(begin)
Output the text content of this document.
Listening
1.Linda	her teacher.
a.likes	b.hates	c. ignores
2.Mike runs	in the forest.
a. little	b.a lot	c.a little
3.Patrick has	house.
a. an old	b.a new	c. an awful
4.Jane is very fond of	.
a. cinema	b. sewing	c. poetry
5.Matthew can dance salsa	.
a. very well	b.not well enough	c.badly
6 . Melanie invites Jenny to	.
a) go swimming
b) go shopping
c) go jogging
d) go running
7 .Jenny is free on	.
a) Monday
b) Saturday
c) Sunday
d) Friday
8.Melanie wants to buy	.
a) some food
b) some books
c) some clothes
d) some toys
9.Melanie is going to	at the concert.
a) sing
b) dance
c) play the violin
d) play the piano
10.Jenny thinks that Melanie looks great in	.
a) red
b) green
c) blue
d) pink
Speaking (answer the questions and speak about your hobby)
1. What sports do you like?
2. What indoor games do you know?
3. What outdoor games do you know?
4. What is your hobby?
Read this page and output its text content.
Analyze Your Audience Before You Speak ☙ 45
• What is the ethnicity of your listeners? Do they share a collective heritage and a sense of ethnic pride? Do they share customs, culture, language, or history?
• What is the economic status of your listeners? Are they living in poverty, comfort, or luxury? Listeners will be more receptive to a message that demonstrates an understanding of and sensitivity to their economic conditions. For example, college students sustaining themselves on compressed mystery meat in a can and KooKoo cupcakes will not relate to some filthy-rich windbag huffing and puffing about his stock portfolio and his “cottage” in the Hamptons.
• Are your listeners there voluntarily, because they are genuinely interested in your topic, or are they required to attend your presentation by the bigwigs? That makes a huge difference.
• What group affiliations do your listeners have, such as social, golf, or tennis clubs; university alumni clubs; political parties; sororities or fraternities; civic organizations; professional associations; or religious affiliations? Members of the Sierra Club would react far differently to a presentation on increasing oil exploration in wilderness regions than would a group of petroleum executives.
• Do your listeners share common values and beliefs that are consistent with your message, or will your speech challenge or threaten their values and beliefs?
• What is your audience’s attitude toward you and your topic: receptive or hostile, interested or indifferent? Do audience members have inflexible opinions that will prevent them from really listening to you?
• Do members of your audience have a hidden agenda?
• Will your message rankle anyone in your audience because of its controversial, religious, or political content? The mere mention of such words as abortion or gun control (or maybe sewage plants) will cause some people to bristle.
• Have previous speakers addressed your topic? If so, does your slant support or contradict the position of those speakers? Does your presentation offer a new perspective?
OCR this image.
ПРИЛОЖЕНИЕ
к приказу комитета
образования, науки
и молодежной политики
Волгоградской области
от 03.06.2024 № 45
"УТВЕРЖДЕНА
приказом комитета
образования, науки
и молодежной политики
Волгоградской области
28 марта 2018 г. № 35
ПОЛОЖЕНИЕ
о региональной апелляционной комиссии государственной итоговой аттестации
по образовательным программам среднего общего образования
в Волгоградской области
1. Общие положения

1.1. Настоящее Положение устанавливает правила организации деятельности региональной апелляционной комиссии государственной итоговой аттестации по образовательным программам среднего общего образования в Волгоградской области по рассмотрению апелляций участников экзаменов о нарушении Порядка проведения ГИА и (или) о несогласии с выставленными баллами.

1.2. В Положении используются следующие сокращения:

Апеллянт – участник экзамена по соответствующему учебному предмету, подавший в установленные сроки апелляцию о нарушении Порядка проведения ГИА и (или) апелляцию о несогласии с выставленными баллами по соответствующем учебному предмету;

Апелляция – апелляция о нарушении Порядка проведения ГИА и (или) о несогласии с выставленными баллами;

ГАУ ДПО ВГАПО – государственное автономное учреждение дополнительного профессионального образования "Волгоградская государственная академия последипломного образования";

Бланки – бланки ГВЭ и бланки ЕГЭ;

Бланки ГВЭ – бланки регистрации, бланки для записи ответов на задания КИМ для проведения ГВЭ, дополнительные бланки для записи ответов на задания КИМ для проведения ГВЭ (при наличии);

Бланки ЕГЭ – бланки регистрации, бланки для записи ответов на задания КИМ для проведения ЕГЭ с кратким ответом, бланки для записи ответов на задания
(end)
EXERCISE REQUIREMENTS = Copy each line of the data above without altering a single character.

WRITTEN SOLUTION =
Output the text content of this document.
Listening
1.Linda	her teacher.
a.likes	b.hates	c. ignores
2.Mike runs	in the forest.
a. little	b.a lot	c.a little
3.Patrick has	house.
a. an old	b.a new	c. an awful
4.Jane is very fond of	.
a. cinema	b. sewing	c. poetry
5.Matthew can dance salsa	.
a. very well	b.not well enough	c.badly
6 . Melanie invites Jenny to	.
a) go swimming
b) go shopping
c) go jogging
d) go running
7 .Jenny is free on	.
a) Monday
b) Saturday
c) Sunday
d) Friday
8.Melanie wants to buy	.
a) some food
b) some books
c) some clothes
d) some toys
9.Melanie is going to	at the concert.
a) sing
b) dance
c) play the violin
d) play the piano
10.Jenny thinks that Melanie looks great in	.
a) red
b) green
c) blue
d) pink
Speaking (answer the questions and speak about your hobby)
1. What sports do you like?
2. What indoor games do you know?
3. What outdoor games do you know?
4. What is your hobby?
Read this page and output its text content.
Analyze Your Audience Before You Speak ☙ 45
• What is the ethnicity of your listeners? Do they share a collective heritage and a sense of ethnic pride? Do they share customs, culture, language, or history?
• What is the economic status of your listeners? Are they living in poverty, comfort, or luxury? Listeners will be more receptive to a message that demonstrates an understanding of and sensitivity to their economic conditions. For example, college students sustaining themselves on compressed mystery meat in a can and KooKoo cupcakes will not relate to some filthy-rich windbag huffing and puffing about his stock portfolio and his “cottage” in the Hamptons.
• Are your listeners there voluntarily, because they are genuinely interested in your topic, or are they required to attend your presentation by the bigwigs? That makes a huge difference.
• What group affiliations do your listeners have, such as social, golf, or tennis clubs; university alumni clubs; political parties; sororities or fraternities; civic organizations; professional associations; or religious affiliations? Members of the Sierra Club would react far differently to a presentation on increasing oil exploration in wilderness regions than would a group of petroleum executives.
• Do your listeners share common values and beliefs that are consistent with your message, or will your speech challenge or threaten their values and beliefs?
• What is your audience’s attitude toward you and your topic: receptive or hostile, interested or indifferent? Do audience members have inflexible opinions that will prevent them from really listening to you?
• Do members of your audience have a hidden agenda?
• Will your message rankle anyone in your audience because of its controversial, religious, or political content? The mere mention of such words as abortion or gun control (or maybe sewage plants) will cause some people to bristle.
• Have previous speakers addressed your topic? If so, does your slant support or contradict the position of those speakers? Does your presentation offer a new perspective?
OCR this image.
ПРИЛОЖЕНИЕ
к приказу комитета
образования, науки
и молодежной политики
Волгоградской области
от 03.06.2024 № 45
"УТВЕРЖДЕНА
приказом комитета
образования, науки
и молодежной политики
Волгоградской области
28 марта 2018 г. № 35
ПОЛОЖЕНИЕ
о региональной апелляционной комиссии государственной итоговой аттестации
по образовательным программам среднего общего образования
в Волгоградской области
1. Общие положения

1.1. Настоящее Положение устанавливает правила организации деятельности региональной апелляционной комиссии государственной итоговой аттестации по образовательным программам среднего общего образования в Волгоградской области по рассмотрению апелляций участников экзаменов о нарушении Порядка проведения ГИА и (или) о несогласии с выставленными баллами.

1.2. В Положении используются следующие сокращения:

Апеллянт – участник экзамена по соответствующему учебному предмету, подавший в установленные сроки апелляцию о нарушении Порядка проведения ГИА и (или) апелляцию о несогласии с выставленными баллами по соответствующем учебному предмету;

Апелляция – апелляция о нарушении Порядка проведения ГИА и (или) о несогласии с выставленными баллами;

ГАУ ДПО ВГАПО – государственное автономное учреждение дополнительного профессионального образования "Волгоградская государственная академия последипломного образования";

Бланки – бланки ГВЭ и бланки ЕГЭ;

Бланки ГВЭ – бланки регистрации, бланки для записи ответов на задания КИМ для проведения ГВЭ, дополнительные бланки для записи ответов на задания КИМ для проведения ГВЭ (при наличии);

Бланки ЕГЭ – бланки регистрации, бланки для записи ответов на задания КИМ для проведения ЕГЭ с кратким ответом, бланки для записи ответов на задания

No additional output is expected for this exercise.